### [Your task]
Print every entry word for word, but omit the pictures.

══ Information provided

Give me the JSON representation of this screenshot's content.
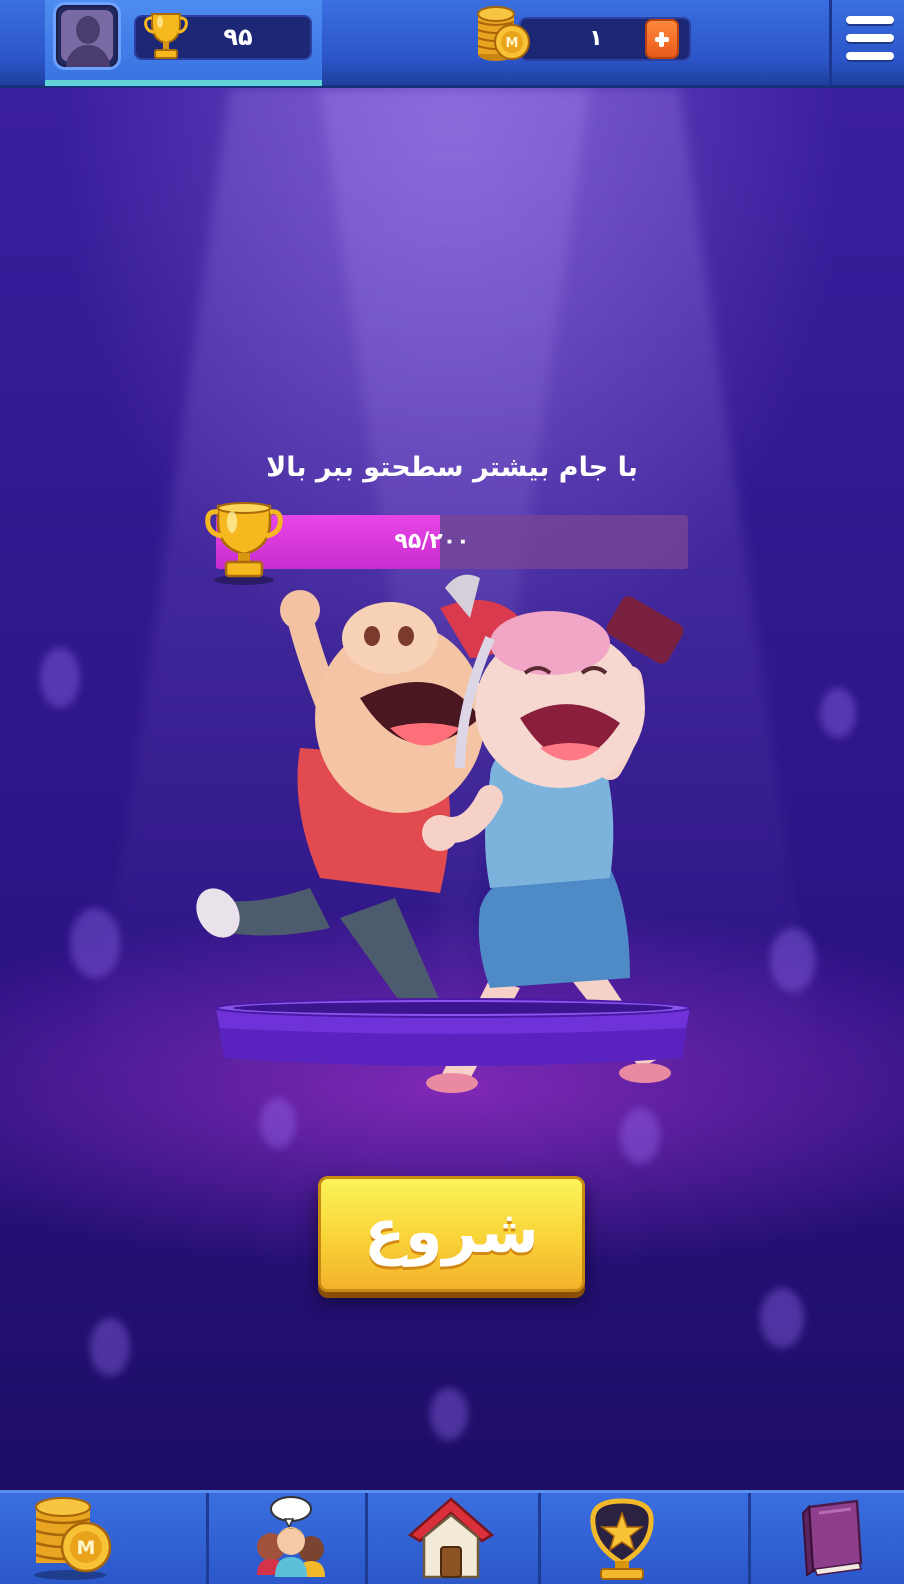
{
  "header": {
    "trophy_count": "۹۵",
    "coin_count": "۱",
    "icons": [
      "avatar-icon",
      "trophy-icon",
      "coins-icon",
      "plus-icon",
      "menu-icon"
    ]
  },
  "main": {
    "headline": "با جام بیشتر سطحتو ببر بالا",
    "progress": {
      "text": "۹۵/۲۰۰",
      "current": 95,
      "total": 200
    },
    "start_label": "شروع"
  },
  "bottom_nav": {
    "items": [
      "coins-icon",
      "friends-icon",
      "home-icon",
      "star-badge-icon",
      "book-icon"
    ]
  },
  "colors": {
    "accent_blue": "#2b57c9",
    "progress_fill": "#d93bd9",
    "start_button": "#f7d33a",
    "stage_bg": "#2f168a"
  }
}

════

### [The answer]
Give me the JSON representation of this screenshot's content.
{
  "header": {
    "trophy_count": "۹۵",
    "coin_count": "۱",
    "icons": [
      "avatar-icon",
      "trophy-icon",
      "coins-icon",
      "plus-icon",
      "menu-icon"
    ]
  },
  "main": {
    "headline": "با جام بیشتر سطحتو ببر بالا",
    "progress": {
      "text": "۹۵/۲۰۰",
      "current": 95,
      "total": 200
    },
    "start_label": "شروع"
  },
  "bottom_nav": {
    "items": [
      "coins-icon",
      "friends-icon",
      "home-icon",
      "star-badge-icon",
      "book-icon"
    ]
  },
  "colors": {
    "accent_blue": "#2b57c9",
    "progress_fill": "#d93bd9",
    "start_button": "#f7d33a",
    "stage_bg": "#2f168a"
  }
}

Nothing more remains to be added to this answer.